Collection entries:
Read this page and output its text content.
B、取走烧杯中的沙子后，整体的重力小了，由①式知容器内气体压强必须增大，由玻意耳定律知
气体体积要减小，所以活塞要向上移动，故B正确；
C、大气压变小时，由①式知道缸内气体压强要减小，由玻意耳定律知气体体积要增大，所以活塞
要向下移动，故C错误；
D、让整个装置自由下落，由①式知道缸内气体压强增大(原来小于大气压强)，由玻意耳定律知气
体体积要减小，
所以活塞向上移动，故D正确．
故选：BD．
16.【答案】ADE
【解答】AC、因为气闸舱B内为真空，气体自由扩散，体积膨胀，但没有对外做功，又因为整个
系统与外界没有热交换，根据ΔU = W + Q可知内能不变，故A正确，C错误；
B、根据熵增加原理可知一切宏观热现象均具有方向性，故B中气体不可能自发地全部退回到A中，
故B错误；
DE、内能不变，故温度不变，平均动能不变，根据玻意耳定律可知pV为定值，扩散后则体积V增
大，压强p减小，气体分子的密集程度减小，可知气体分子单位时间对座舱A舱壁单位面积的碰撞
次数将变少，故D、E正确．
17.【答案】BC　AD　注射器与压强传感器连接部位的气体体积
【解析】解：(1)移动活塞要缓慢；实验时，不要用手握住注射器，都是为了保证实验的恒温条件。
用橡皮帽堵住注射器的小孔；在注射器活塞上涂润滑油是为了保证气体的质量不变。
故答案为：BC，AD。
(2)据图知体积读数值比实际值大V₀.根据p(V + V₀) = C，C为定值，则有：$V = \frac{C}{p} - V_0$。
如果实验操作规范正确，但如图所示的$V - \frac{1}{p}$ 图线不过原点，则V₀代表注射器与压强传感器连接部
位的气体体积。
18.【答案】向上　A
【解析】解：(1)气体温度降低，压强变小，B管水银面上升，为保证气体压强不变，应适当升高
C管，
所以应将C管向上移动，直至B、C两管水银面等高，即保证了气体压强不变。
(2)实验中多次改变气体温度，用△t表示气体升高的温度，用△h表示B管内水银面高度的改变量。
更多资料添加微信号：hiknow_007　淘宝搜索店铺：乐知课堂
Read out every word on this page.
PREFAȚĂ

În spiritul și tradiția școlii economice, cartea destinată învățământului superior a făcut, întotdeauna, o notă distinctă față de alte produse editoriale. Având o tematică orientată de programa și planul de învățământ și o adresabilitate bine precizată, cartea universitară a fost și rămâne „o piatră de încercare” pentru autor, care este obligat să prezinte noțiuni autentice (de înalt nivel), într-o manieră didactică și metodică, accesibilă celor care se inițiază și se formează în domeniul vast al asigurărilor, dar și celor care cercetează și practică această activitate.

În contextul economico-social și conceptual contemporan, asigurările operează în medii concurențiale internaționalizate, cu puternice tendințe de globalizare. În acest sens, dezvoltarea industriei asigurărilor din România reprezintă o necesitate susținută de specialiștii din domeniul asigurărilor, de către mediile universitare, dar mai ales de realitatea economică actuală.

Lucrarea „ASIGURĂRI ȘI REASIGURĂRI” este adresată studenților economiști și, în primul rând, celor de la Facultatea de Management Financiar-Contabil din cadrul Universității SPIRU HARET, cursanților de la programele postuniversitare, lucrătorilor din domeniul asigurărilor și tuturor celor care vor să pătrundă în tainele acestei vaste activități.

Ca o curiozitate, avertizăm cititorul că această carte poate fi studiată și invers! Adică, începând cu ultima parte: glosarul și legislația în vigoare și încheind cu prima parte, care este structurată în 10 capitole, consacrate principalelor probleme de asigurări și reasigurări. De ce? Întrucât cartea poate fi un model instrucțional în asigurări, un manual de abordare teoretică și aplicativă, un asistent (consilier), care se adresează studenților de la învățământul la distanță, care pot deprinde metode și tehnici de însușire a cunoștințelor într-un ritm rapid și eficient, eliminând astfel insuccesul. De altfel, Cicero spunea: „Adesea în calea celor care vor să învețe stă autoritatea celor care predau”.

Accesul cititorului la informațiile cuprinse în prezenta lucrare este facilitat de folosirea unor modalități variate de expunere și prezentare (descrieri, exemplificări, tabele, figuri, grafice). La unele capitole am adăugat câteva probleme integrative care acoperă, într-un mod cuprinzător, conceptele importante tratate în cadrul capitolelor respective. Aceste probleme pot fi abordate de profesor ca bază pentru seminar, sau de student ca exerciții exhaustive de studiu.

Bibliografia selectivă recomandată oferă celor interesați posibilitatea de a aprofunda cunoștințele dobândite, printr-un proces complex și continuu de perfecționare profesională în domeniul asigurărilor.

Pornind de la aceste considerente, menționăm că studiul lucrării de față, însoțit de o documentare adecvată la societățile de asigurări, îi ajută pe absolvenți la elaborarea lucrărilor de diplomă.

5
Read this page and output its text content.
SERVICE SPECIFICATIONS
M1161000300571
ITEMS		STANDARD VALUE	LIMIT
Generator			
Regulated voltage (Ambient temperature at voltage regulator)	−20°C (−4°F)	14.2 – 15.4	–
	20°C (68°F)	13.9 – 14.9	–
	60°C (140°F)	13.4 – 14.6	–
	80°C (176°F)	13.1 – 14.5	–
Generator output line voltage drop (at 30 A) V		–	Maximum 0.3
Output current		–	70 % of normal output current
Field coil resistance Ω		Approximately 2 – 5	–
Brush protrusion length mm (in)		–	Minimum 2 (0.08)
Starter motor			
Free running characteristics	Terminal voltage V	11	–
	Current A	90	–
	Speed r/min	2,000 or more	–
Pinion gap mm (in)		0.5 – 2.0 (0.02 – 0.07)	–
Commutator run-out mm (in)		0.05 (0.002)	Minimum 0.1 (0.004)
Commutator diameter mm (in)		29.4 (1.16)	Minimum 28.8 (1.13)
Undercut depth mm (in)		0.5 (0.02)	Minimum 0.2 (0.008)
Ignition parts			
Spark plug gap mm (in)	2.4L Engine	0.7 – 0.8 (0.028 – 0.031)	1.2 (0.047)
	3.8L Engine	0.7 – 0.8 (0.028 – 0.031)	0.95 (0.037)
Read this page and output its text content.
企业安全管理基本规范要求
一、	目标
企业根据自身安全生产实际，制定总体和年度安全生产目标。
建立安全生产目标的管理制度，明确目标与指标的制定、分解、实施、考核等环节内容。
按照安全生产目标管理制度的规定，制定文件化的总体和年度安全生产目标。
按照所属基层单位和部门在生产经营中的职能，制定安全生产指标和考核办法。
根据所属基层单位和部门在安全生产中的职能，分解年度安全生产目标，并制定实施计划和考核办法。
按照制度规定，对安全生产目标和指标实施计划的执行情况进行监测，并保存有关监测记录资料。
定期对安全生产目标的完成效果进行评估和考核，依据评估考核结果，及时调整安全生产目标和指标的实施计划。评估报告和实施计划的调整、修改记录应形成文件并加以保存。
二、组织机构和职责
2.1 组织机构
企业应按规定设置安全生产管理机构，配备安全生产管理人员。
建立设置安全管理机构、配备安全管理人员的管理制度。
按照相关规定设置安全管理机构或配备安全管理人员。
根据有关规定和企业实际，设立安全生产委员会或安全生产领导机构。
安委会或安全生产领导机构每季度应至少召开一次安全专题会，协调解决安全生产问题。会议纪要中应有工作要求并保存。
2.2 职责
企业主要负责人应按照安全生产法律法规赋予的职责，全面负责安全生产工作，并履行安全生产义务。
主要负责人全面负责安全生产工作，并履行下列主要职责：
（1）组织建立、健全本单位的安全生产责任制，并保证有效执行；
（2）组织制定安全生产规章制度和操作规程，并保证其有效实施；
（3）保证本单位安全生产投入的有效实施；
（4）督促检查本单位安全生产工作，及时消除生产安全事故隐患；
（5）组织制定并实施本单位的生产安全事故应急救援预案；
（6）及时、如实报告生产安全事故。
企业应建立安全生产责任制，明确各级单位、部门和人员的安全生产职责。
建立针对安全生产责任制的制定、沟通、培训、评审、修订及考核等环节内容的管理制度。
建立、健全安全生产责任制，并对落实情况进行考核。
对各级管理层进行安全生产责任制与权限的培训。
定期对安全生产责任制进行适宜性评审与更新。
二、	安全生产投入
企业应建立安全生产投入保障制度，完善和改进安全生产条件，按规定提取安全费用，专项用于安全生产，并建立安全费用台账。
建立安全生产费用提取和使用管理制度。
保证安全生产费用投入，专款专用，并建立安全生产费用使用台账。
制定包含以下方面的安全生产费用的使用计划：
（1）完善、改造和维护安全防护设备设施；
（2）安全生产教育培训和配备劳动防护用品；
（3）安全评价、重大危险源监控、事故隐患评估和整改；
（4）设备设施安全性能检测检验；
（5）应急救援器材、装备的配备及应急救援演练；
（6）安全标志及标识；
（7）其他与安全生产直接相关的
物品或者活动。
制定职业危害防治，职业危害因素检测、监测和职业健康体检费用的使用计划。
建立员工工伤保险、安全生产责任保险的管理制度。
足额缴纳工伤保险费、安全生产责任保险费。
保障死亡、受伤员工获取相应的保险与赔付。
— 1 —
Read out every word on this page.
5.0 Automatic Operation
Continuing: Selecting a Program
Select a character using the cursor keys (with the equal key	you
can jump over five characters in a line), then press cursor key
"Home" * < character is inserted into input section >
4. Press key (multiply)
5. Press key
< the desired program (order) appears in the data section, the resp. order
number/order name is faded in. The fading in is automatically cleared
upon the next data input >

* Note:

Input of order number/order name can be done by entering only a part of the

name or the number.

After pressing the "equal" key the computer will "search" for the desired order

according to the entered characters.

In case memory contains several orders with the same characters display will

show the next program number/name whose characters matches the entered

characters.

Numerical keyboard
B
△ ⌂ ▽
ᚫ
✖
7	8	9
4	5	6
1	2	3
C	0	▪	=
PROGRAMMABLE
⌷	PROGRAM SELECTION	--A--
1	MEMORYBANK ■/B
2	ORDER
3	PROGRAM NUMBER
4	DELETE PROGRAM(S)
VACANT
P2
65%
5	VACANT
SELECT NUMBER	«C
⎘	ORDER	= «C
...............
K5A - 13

Goal of the exercise:
In the records above, locate the lines holding the word "Commutator". Copy each of them.

Response to this task:
Commutator run-out mm (in)		0.05 (0.002)	Minimum 0.1 (0.004)
Commutator diameter mm (in)		29.4 (1.16)	Minimum 28.8 (1.13)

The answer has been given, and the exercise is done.